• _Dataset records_
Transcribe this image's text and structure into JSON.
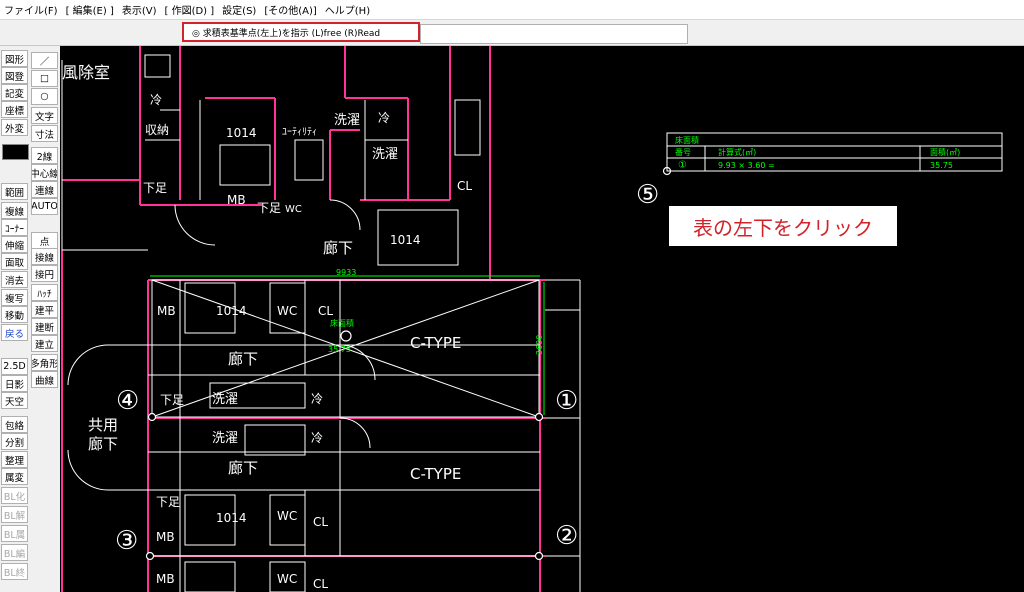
{
  "menu": [
    "ファイル(F)",
    "[ 編集(E) ]",
    "表示(V)",
    "[ 作図(D) ]",
    "設定(S)",
    "[その他(A)]",
    "ヘルプ(H)"
  ],
  "prompt": "◎ 求積表基準点(左上)を指示 (L)free (R)Read",
  "toolbar_left": [
    "図形",
    "図登",
    "記変",
    "座標",
    "外変",
    "範囲",
    "複線",
    "ｺｰﾅｰ",
    "伸縮",
    "面取",
    "消去",
    "複写",
    "移動",
    "戻る",
    "2.5D",
    "日影",
    "天空",
    "包絡",
    "分割",
    "整理",
    "属変",
    "BL化",
    "BL解",
    "BL属",
    "BL編",
    "BL終"
  ],
  "toolbar_right": [
    "／",
    "□",
    "○",
    "文字",
    "寸法",
    "2線",
    "中心線",
    "連線",
    "AUTO",
    "点",
    "接線",
    "接円",
    "ﾊｯﾁ",
    "建平",
    "建断",
    "建立",
    "多角形",
    "曲線"
  ],
  "table": {
    "title": "床面積",
    "headers": [
      "番号",
      "計算式(㎡)",
      "面積(㎡)"
    ],
    "row": {
      "no": "①",
      "formula": "9.93 × 3.60 =",
      "area": "35.75"
    }
  },
  "instruction": "表の左下をクリック",
  "callouts": [
    "①",
    "②",
    "③",
    "④",
    "⑤"
  ],
  "rooms": {
    "wind_room": "風除室",
    "cool": "冷",
    "storage": "収納",
    "unit": "1014",
    "utility": "ﾕｰﾃｨﾘﾃｨ",
    "laundry": "洗濯",
    "wc": "WC",
    "cl": "CL",
    "mb": "MB",
    "footwell": "下足",
    "corridor": "廊下",
    "shared_1": "共用",
    "shared_2": "廊下",
    "ctype": "C-TYPE",
    "floor_area": "床面積",
    "floor_value": "35.75",
    "dim_w": "9933",
    "dim_h": "3600"
  },
  "colors": {
    "cad_background": "#000000",
    "wall_line": "#ff3399",
    "green": "#00ff00",
    "highlight": "#d2232a"
  }
}
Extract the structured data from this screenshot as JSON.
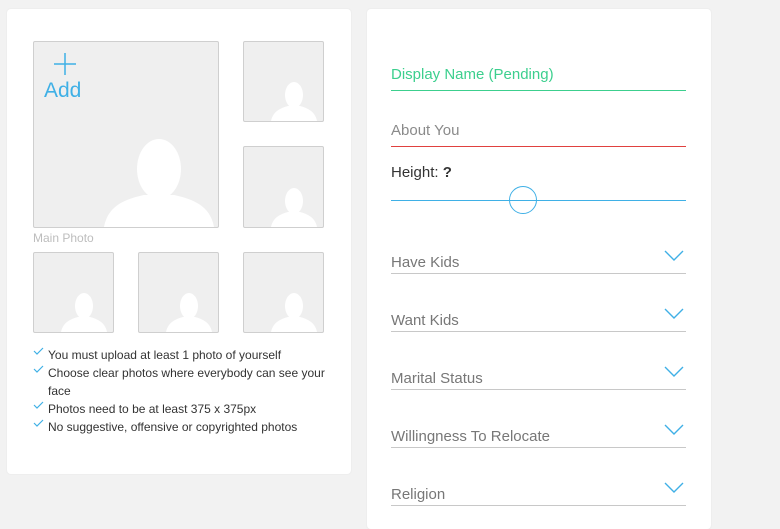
{
  "photos": {
    "add_label": "Add",
    "main_photo_label": "Main Photo",
    "tips": [
      "You must upload at least 1 photo of yourself",
      "Choose clear photos where everybody can see your face",
      "Photos need to be at least 375 x 375px",
      "No suggestive, offensive or copyrighted photos"
    ]
  },
  "form": {
    "display_name_placeholder": "Display Name (Pending)",
    "about_placeholder": "About You",
    "height_label": "Height:",
    "height_value": "?",
    "selects": [
      "Have Kids",
      "Want Kids",
      "Marital Status",
      "Willingness To Relocate",
      "Religion"
    ]
  },
  "colors": {
    "accent": "#3fb0e6",
    "valid_green": "#3ccf8e",
    "error_red": "#e0413f"
  },
  "icons": {
    "add": "plus-icon",
    "placeholder": "person-silhouette-icon",
    "tip": "checkmark-icon",
    "select": "chevron-down-icon"
  }
}
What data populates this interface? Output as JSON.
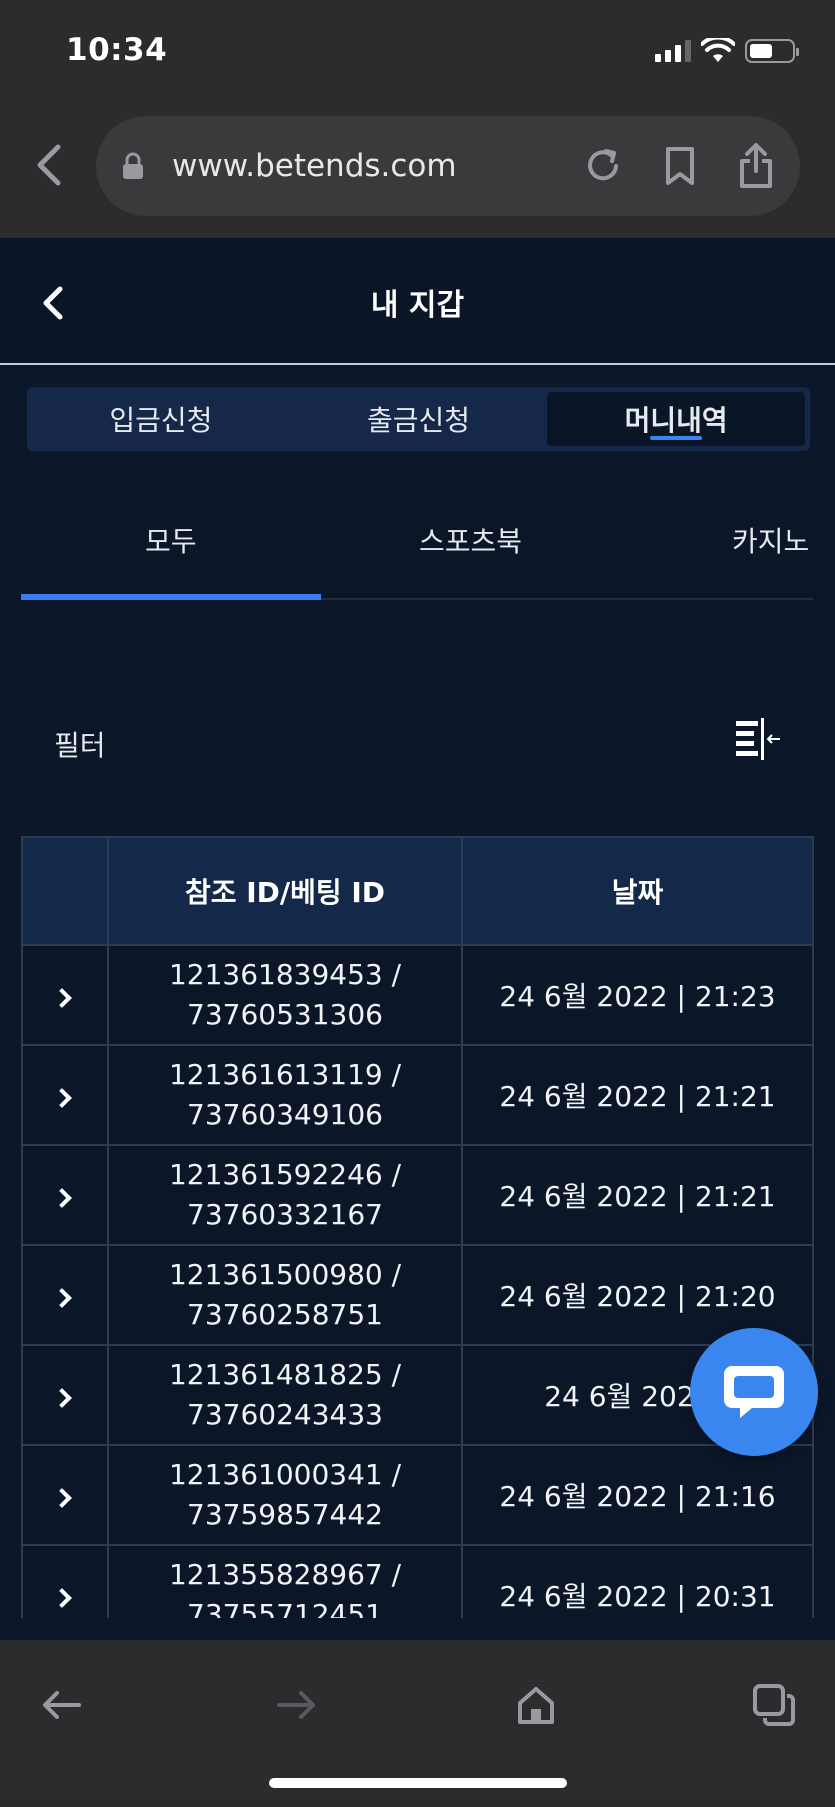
{
  "status_bar": {
    "time": "10:34"
  },
  "browser": {
    "url": "www.betends.com",
    "icons": [
      "back-icon",
      "lock-icon",
      "reload-icon",
      "bookmark-icon",
      "share-icon"
    ]
  },
  "header": {
    "title": "내 지갑"
  },
  "segments": [
    {
      "label": "입금신청",
      "active": false
    },
    {
      "label": "출금신청",
      "active": false
    },
    {
      "label": "머니내역",
      "active": true
    }
  ],
  "subtabs": [
    {
      "label": "모두",
      "active": true
    },
    {
      "label": "스포츠북",
      "active": false
    },
    {
      "label": "카지노",
      "active": false
    }
  ],
  "filter": {
    "label": "필터"
  },
  "table": {
    "headers": [
      "",
      "참조 ID/베팅 ID",
      "날짜"
    ],
    "rows": [
      {
        "ref": "121361839453 /",
        "bet": "73760531306",
        "date": "24 6월 2022 | 21:23"
      },
      {
        "ref": "121361613119 /",
        "bet": "73760349106",
        "date": "24 6월 2022 | 21:21"
      },
      {
        "ref": "121361592246 /",
        "bet": "73760332167",
        "date": "24 6월 2022 | 21:21"
      },
      {
        "ref": "121361500980 /",
        "bet": "73760258751",
        "date": "24 6월 2022 | 21:20"
      },
      {
        "ref": "121361481825 /",
        "bet": "73760243433",
        "date": "24 6월 2022 |"
      },
      {
        "ref": "121361000341 /",
        "bet": "73759857442",
        "date": "24 6월 2022 | 21:16"
      },
      {
        "ref": "121355828967 /",
        "bet": "73755712451",
        "date": "24 6월 2022 | 20:31"
      }
    ]
  },
  "colors": {
    "background": "#0b1628",
    "accent": "#3a86f0",
    "chrome": "#2c2c2e"
  }
}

• _Problem statement_
Scan the material above. Extract every line in which the word "least" occurs.

• _Exercise response_
      "You must upload at least 1 photo of yourself",
      "Photos need to be at least 375 x 375px",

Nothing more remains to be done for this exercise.